*** Block opens ***
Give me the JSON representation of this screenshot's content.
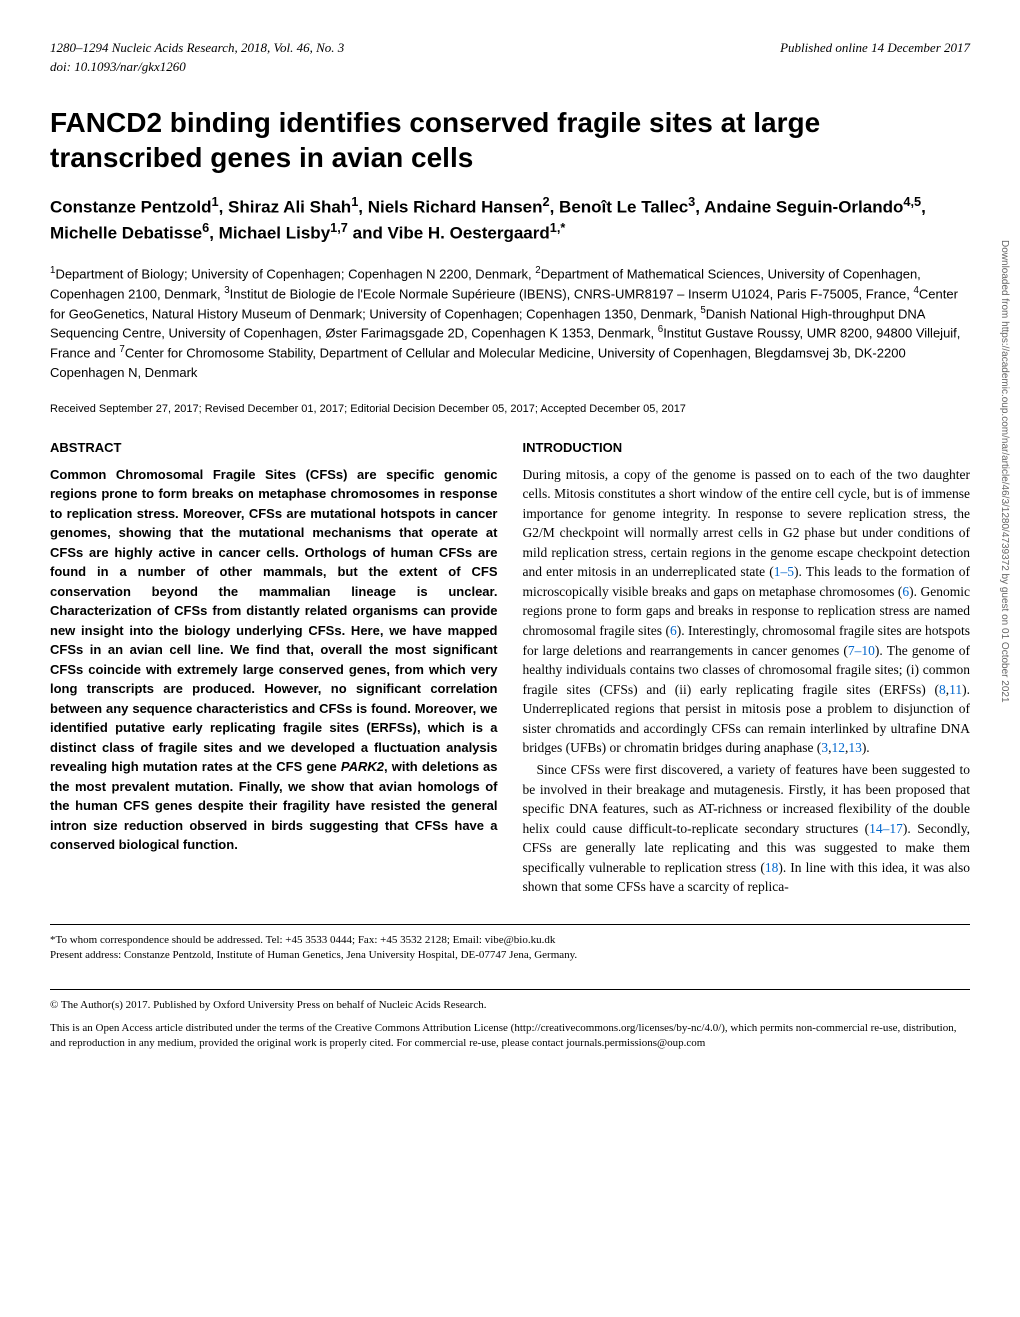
{
  "header": {
    "left": "1280–1294   Nucleic Acids Research, 2018, Vol. 46, No. 3",
    "right": "Published online 14 December 2017",
    "doi": "doi: 10.1093/nar/gkx1260"
  },
  "title": "FANCD2 binding identifies conserved fragile sites at large transcribed genes in avian cells",
  "authors_html": "Constanze Pentzold<sup>1</sup>, Shiraz Ali Shah<sup>1</sup>, Niels Richard Hansen<sup>2</sup>, Benoît Le Tallec<sup>3</sup>, Andaine Seguin-Orlando<sup>4,5</sup>, Michelle Debatisse<sup>6</sup>, Michael Lisby<sup>1,7</sup>  and Vibe H. Oestergaard<sup>1,*</sup>",
  "affiliations_html": "<sup>1</sup>Department of Biology; University of Copenhagen; Copenhagen N 2200, Denmark, <sup>2</sup>Department of Mathematical Sciences, University of Copenhagen, Copenhagen 2100, Denmark, <sup>3</sup>Institut de Biologie de l'Ecole Normale Supérieure (IBENS), CNRS-UMR8197 – Inserm U1024, Paris F-75005, France, <sup>4</sup>Center for GeoGenetics, Natural History Museum of Denmark; University of Copenhagen; Copenhagen 1350, Denmark, <sup>5</sup>Danish National High-throughput DNA Sequencing Centre, University of Copenhagen, Øster Farimagsgade 2D, Copenhagen K 1353, Denmark, <sup>6</sup>Institut Gustave Roussy, UMR 8200, 94800 Villejuif, France and <sup>7</sup>Center for Chromosome Stability, Department of Cellular and Molecular Medicine, University of Copenhagen, Blegdamsvej 3b, DK-2200 Copenhagen N, Denmark",
  "received": "Received September 27, 2017; Revised December 01, 2017; Editorial Decision December 05, 2017; Accepted December 05, 2017",
  "abstract": {
    "title": "ABSTRACT",
    "text": "Common Chromosomal Fragile Sites (CFSs) are specific genomic regions prone to form breaks on metaphase chromosomes in response to replication stress. Moreover, CFSs are mutational hotspots in cancer genomes, showing that the mutational mechanisms that operate at CFSs are highly active in cancer cells. Orthologs of human CFSs are found in a number of other mammals, but the extent of CFS conservation beyond the mammalian lineage is unclear. Characterization of CFSs from distantly related organisms can provide new insight into the biology underlying CFSs. Here, we have mapped CFSs in an avian cell line. We find that, overall the most significant CFSs coincide with extremely large conserved genes, from which very long transcripts are produced. However, no significant correlation between any sequence characteristics and CFSs is found. Moreover, we identified putative early replicating fragile sites (ERFSs), which is a distinct class of fragile sites and we developed a fluctuation analysis revealing high mutation rates at the CFS gene PARK2, with deletions as the most prevalent mutation. Finally, we show that avian homologs of the human CFS genes despite their fragility have resisted the general intron size reduction observed in birds suggesting that CFSs have a conserved biological function."
  },
  "introduction": {
    "title": "INTRODUCTION",
    "p1_html": "During mitosis, a copy of the genome is passed on to each of the two daughter cells. Mitosis constitutes a short window of the entire cell cycle, but is of immense importance for genome integrity. In response to severe replication stress, the G2/M checkpoint will normally arrest cells in G2 phase but under conditions of mild replication stress, certain regions in the genome escape checkpoint detection and enter mitosis in an underreplicated state (<span class=\"ref\">1–5</span>). This leads to the formation of microscopically visible breaks and gaps on metaphase chromosomes (<span class=\"ref\">6</span>). Genomic regions prone to form gaps and breaks in response to replication stress are named chromosomal fragile sites (<span class=\"ref\">6</span>). Interestingly, chromosomal fragile sites are hotspots for large deletions and rearrangements in cancer genomes (<span class=\"ref\">7–10</span>). The genome of healthy individuals contains two classes of chromosomal fragile sites; (i) common fragile sites (CFSs) and (ii) early replicating fragile sites (ERFSs) (<span class=\"ref\">8</span>,<span class=\"ref\">11</span>). Underreplicated regions that persist in mitosis pose a problem to disjunction of sister chromatids and accordingly CFSs can remain interlinked by ultrafine DNA bridges (UFBs) or chromatin bridges during anaphase (<span class=\"ref\">3</span>,<span class=\"ref\">12</span>,<span class=\"ref\">13</span>).",
    "p2_html": "Since CFSs were first discovered, a variety of features have been suggested to be involved in their breakage and mutagenesis. Firstly, it has been proposed that specific DNA features, such as AT-richness or increased flexibility of the double helix could cause difficult-to-replicate secondary structures (<span class=\"ref\">14–17</span>). Secondly, CFSs are generally late replicating and this was suggested to make them specifically vulnerable to replication stress (<span class=\"ref\">18</span>). In line with this idea, it was also shown that some CFSs have a scarcity of replica-"
  },
  "footnote": {
    "correspondence": "*To whom correspondence should be addressed. Tel: +45 3533 0444; Fax: +45 3532 2128; Email: vibe@bio.ku.dk",
    "present": "Present address: Constanze Pentzold, Institute of Human Genetics, Jena University Hospital, DE-07747 Jena, Germany."
  },
  "copyright": {
    "line1": "© The Author(s) 2017. Published by Oxford University Press on behalf of Nucleic Acids Research.",
    "line2": "This is an Open Access article distributed under the terms of the Creative Commons Attribution License (http://creativecommons.org/licenses/by-nc/4.0/), which permits non-commercial re-use, distribution, and reproduction in any medium, provided the original work is properly cited. For commercial re-use, please contact journals.permissions@oup.com"
  },
  "sidebar": "Downloaded from https://academic.oup.com/nar/article/46/3/1280/4739372 by guest on 01 October 2021"
}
*** Block closes ***
*Aim of the exercise*: Using the data above, write out every line exactly, leaving the images behind.

*Result for this exercise*:
Give me the JSON representation of this screenshot's content.
{
  "header": {
    "left": "1280–1294   Nucleic Acids Research, 2018, Vol. 46, No. 3",
    "right": "Published online 14 December 2017",
    "doi": "doi: 10.1093/nar/gkx1260"
  },
  "title": "FANCD2 binding identifies conserved fragile sites at large transcribed genes in avian cells",
  "authors_html": "Constanze Pentzold<sup>1</sup>, Shiraz Ali Shah<sup>1</sup>, Niels Richard Hansen<sup>2</sup>, Benoît Le Tallec<sup>3</sup>, Andaine Seguin-Orlando<sup>4,5</sup>, Michelle Debatisse<sup>6</sup>, Michael Lisby<sup>1,7</sup>  and Vibe H. Oestergaard<sup>1,*</sup>",
  "affiliations_html": "<sup>1</sup>Department of Biology; University of Copenhagen; Copenhagen N 2200, Denmark, <sup>2</sup>Department of Mathematical Sciences, University of Copenhagen, Copenhagen 2100, Denmark, <sup>3</sup>Institut de Biologie de l'Ecole Normale Supérieure (IBENS), CNRS-UMR8197 – Inserm U1024, Paris F-75005, France, <sup>4</sup>Center for GeoGenetics, Natural History Museum of Denmark; University of Copenhagen; Copenhagen 1350, Denmark, <sup>5</sup>Danish National High-throughput DNA Sequencing Centre, University of Copenhagen, Øster Farimagsgade 2D, Copenhagen K 1353, Denmark, <sup>6</sup>Institut Gustave Roussy, UMR 8200, 94800 Villejuif, France and <sup>7</sup>Center for Chromosome Stability, Department of Cellular and Molecular Medicine, University of Copenhagen, Blegdamsvej 3b, DK-2200 Copenhagen N, Denmark",
  "received": "Received September 27, 2017; Revised December 01, 2017; Editorial Decision December 05, 2017; Accepted December 05, 2017",
  "abstract": {
    "title": "ABSTRACT",
    "text": "Common Chromosomal Fragile Sites (CFSs) are specific genomic regions prone to form breaks on metaphase chromosomes in response to replication stress. Moreover, CFSs are mutational hotspots in cancer genomes, showing that the mutational mechanisms that operate at CFSs are highly active in cancer cells. Orthologs of human CFSs are found in a number of other mammals, but the extent of CFS conservation beyond the mammalian lineage is unclear. Characterization of CFSs from distantly related organisms can provide new insight into the biology underlying CFSs. Here, we have mapped CFSs in an avian cell line. We find that, overall the most significant CFSs coincide with extremely large conserved genes, from which very long transcripts are produced. However, no significant correlation between any sequence characteristics and CFSs is found. Moreover, we identified putative early replicating fragile sites (ERFSs), which is a distinct class of fragile sites and we developed a fluctuation analysis revealing high mutation rates at the CFS gene PARK2, with deletions as the most prevalent mutation. Finally, we show that avian homologs of the human CFS genes despite their fragility have resisted the general intron size reduction observed in birds suggesting that CFSs have a conserved biological function."
  },
  "introduction": {
    "title": "INTRODUCTION",
    "p1_html": "During mitosis, a copy of the genome is passed on to each of the two daughter cells. Mitosis constitutes a short window of the entire cell cycle, but is of immense importance for genome integrity. In response to severe replication stress, the G2/M checkpoint will normally arrest cells in G2 phase but under conditions of mild replication stress, certain regions in the genome escape checkpoint detection and enter mitosis in an underreplicated state (<span class=\"ref\">1–5</span>). This leads to the formation of microscopically visible breaks and gaps on metaphase chromosomes (<span class=\"ref\">6</span>). Genomic regions prone to form gaps and breaks in response to replication stress are named chromosomal fragile sites (<span class=\"ref\">6</span>). Interestingly, chromosomal fragile sites are hotspots for large deletions and rearrangements in cancer genomes (<span class=\"ref\">7–10</span>). The genome of healthy individuals contains two classes of chromosomal fragile sites; (i) common fragile sites (CFSs) and (ii) early replicating fragile sites (ERFSs) (<span class=\"ref\">8</span>,<span class=\"ref\">11</span>). Underreplicated regions that persist in mitosis pose a problem to disjunction of sister chromatids and accordingly CFSs can remain interlinked by ultrafine DNA bridges (UFBs) or chromatin bridges during anaphase (<span class=\"ref\">3</span>,<span class=\"ref\">12</span>,<span class=\"ref\">13</span>).",
    "p2_html": "Since CFSs were first discovered, a variety of features have been suggested to be involved in their breakage and mutagenesis. Firstly, it has been proposed that specific DNA features, such as AT-richness or increased flexibility of the double helix could cause difficult-to-replicate secondary structures (<span class=\"ref\">14–17</span>). Secondly, CFSs are generally late replicating and this was suggested to make them specifically vulnerable to replication stress (<span class=\"ref\">18</span>). In line with this idea, it was also shown that some CFSs have a scarcity of replica-"
  },
  "footnote": {
    "correspondence": "*To whom correspondence should be addressed. Tel: +45 3533 0444; Fax: +45 3532 2128; Email: vibe@bio.ku.dk",
    "present": "Present address: Constanze Pentzold, Institute of Human Genetics, Jena University Hospital, DE-07747 Jena, Germany."
  },
  "copyright": {
    "line1": "© The Author(s) 2017. Published by Oxford University Press on behalf of Nucleic Acids Research.",
    "line2": "This is an Open Access article distributed under the terms of the Creative Commons Attribution License (http://creativecommons.org/licenses/by-nc/4.0/), which permits non-commercial re-use, distribution, and reproduction in any medium, provided the original work is properly cited. For commercial re-use, please contact journals.permissions@oup.com"
  },
  "sidebar": "Downloaded from https://academic.oup.com/nar/article/46/3/1280/4739372 by guest on 01 October 2021"
}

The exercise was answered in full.